(Beginning of EXERCISE PASSAGE)

New England Old English Sheepdog Rescue

New England Old English Sheepdog Rescue, Inc.

 

 

Stanley's Story
From Rescue Placements Report in Tales End

[6-15-97] Stanley aka Stan the Man, known more recently as "The Man," is a goofy - and we are talking clueless here - clown in OES clothes. Stanley's story begins with a call from a concerned pet owner asking that Rescue Inc. become involved in removing an 8 year-old OES from a bad situation. It was revealed that the owners left Stanley tied out all day on the porch and that since the birth of their child, the poor dog was only allowed in the garage at night. When Rescue obtained ownership of Stanley, it became apparent that there were serious medical problems. Stanley had a laundry list of skin problems including open sores, hair loss, and itching. He had no hair around his very red eyes. In short, he was a mess. On top of that he had his own ideas about allowing humans to attend to the sores and address the matted - and we are talking pelt here - coat. He was the skinniest dog you've ever seen, weighing in at only 55 pounds. Deep within that pus-ridden body, there lay a shining crystal. It was apparent to all who met him. 

It would be a long battle to save this guy and to find him the right home. His vet and boarding (when Grannie was away for a month) bills was nearly $1,000. He was placed once - only to return because he snarled (not polite, Stan) at his new family. (Rescue didn't blame the new owners for being frightened by this display.) 

From there he went into an experienced foster home. Three screens and hours of howling later it was decided that he be sent to boarding school (no pun intended) until Grannie returned. 

Stan-the-Man lived with Grannie so long (6 months) that most people assumed that she would keep him. NOT! Slowly he picked up some weight and definitely benefited from major attitude adjustment - compliments of Grannie. Nearly 6 months passed. The coat grew back a beautiful textured pigeon blue. Stanley actually got more handsome! He spent a couple of weeks in a very special foster home with Rescue Inc. member, Gail MacDonald. Gail found the perfect word to describe Stanley's sometimes very odd behavior: "confused." What an apt expression for a dog you cannot use the word "No" to. Living with Stanley is just like living with a 2-year old kid. You can't take anything from him; you substitute. You don't say "No", you change the subject. (Fortunately, he is very gullible.)

(End of EXERCISE PASSAGE)
(Beginning of GIVEN RECORDS)

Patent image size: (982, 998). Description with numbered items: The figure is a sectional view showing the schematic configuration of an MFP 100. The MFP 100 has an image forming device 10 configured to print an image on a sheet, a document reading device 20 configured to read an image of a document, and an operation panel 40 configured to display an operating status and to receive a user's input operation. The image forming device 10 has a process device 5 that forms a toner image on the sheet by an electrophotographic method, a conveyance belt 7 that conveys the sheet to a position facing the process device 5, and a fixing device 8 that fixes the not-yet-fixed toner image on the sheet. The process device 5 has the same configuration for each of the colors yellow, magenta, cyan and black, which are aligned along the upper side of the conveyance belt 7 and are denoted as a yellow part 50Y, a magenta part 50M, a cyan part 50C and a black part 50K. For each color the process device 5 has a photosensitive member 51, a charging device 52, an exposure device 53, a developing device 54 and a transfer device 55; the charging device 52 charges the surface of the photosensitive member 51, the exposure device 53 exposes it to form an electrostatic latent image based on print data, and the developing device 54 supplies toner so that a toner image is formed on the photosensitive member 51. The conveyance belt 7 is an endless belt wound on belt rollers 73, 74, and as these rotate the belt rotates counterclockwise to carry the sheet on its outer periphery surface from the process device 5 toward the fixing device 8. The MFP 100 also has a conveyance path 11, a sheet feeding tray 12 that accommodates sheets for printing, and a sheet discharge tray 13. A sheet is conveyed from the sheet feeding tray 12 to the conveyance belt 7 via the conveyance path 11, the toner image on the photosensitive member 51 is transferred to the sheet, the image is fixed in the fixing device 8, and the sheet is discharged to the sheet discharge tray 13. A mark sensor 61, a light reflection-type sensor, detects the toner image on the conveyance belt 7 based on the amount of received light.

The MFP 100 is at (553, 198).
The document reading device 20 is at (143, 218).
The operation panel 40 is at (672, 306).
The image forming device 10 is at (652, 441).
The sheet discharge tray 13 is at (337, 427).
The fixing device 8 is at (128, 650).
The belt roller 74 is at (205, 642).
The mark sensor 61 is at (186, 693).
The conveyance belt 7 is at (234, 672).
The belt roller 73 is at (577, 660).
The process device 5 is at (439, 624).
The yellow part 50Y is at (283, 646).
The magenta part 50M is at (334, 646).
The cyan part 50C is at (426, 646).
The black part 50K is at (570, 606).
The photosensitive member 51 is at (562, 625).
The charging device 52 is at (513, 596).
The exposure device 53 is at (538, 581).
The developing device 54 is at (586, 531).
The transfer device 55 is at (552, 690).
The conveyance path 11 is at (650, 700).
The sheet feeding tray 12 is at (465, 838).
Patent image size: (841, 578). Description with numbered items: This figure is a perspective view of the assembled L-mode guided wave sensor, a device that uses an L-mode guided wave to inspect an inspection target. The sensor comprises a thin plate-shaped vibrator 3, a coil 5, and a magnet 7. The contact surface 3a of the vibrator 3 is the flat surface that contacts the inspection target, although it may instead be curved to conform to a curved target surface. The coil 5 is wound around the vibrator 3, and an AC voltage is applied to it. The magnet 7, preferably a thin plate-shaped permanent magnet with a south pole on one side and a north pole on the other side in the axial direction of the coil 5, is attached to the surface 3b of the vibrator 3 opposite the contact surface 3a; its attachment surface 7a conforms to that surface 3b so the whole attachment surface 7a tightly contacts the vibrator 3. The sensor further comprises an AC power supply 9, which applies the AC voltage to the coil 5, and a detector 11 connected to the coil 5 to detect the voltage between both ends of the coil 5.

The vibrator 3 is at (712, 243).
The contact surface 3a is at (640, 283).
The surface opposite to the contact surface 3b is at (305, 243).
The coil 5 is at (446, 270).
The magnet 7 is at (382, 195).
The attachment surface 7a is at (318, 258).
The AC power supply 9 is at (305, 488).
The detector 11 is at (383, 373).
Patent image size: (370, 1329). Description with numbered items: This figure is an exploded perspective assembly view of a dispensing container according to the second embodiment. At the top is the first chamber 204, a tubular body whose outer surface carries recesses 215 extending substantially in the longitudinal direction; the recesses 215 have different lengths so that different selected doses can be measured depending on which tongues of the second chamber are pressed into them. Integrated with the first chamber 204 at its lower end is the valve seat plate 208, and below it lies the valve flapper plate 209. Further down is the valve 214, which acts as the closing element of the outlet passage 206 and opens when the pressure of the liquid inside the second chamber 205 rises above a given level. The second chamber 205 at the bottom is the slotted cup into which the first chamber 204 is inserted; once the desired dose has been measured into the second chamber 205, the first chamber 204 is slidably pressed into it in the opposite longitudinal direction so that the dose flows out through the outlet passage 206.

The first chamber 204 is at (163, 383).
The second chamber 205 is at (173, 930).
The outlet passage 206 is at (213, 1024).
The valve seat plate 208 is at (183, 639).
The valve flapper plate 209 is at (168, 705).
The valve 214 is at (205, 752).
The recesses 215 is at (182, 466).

(End of GIVEN RECORDS)

Please carry the account of Stanley, the rescued Old English Sheepdog, forward from its final sentence.

▶ **RESPONSE TO THIS EXERCISE**
Where do we go from here? About the time when it was crossing Grannie's mind to consider sending Stanley off to a kennel (thank you for offering, Sandy) for the rest of his life, Janet Watson called to tell us about a great home she found. Incredibly, Mike and Nancy Durski of Getzville, NY appeared out of nowhere! They had just sent the second of their two 14 year old OES to the Rainbow Bridge, and the house felt empty. With a fenced yard and 2 college-aged girls, it was worth a try. Rescue Inc. held its collective breath! 

The following are excerpts from letters regarding "Ye Lord Stanley of Blackfriar." 


  • Hey Stanley! (c/o Grannie)

Well, it's Friday night and I bet by now you are absolutely handsome, all bathed and groomed and ready for your big debut; just about the most gorgeous "sheepie" guy around! Show 'em your stuff, Stan. You'll win their hearts with your newfound zest for life. After all, Saturday is "Stanley Day" the first day of the rest of your life! 

Our home is awful empty here, and quiet. We already miss you, Stan. "Velcro" dog is moving on to a very special new home of your own, Stan. You can be center stage, star of the show, a true family member... .a privilege long overdue in your lifetime. If you're really "super sheepie", they may even put you on a pedestal and give you a title like, "Sir Stanley of Buffalo"! 

All kidding aside, Stanley, you've come such a long way from your "past". So, go to your new family with head held high, remember your manners, yet be lighthearted and love your new life. Be the silly, happy "doofus" that you are; be excited (but, under control). Prance those long legs and fluffy feet all the way to Buffalo! 

You have a fan club out there, Stan-the-Man. But remember who loves you most; remember your thank yous to everyone who has brought you this far. And don't forget to send that photo Christmas card! Be a good sheepie, Stan, and live happily ever after!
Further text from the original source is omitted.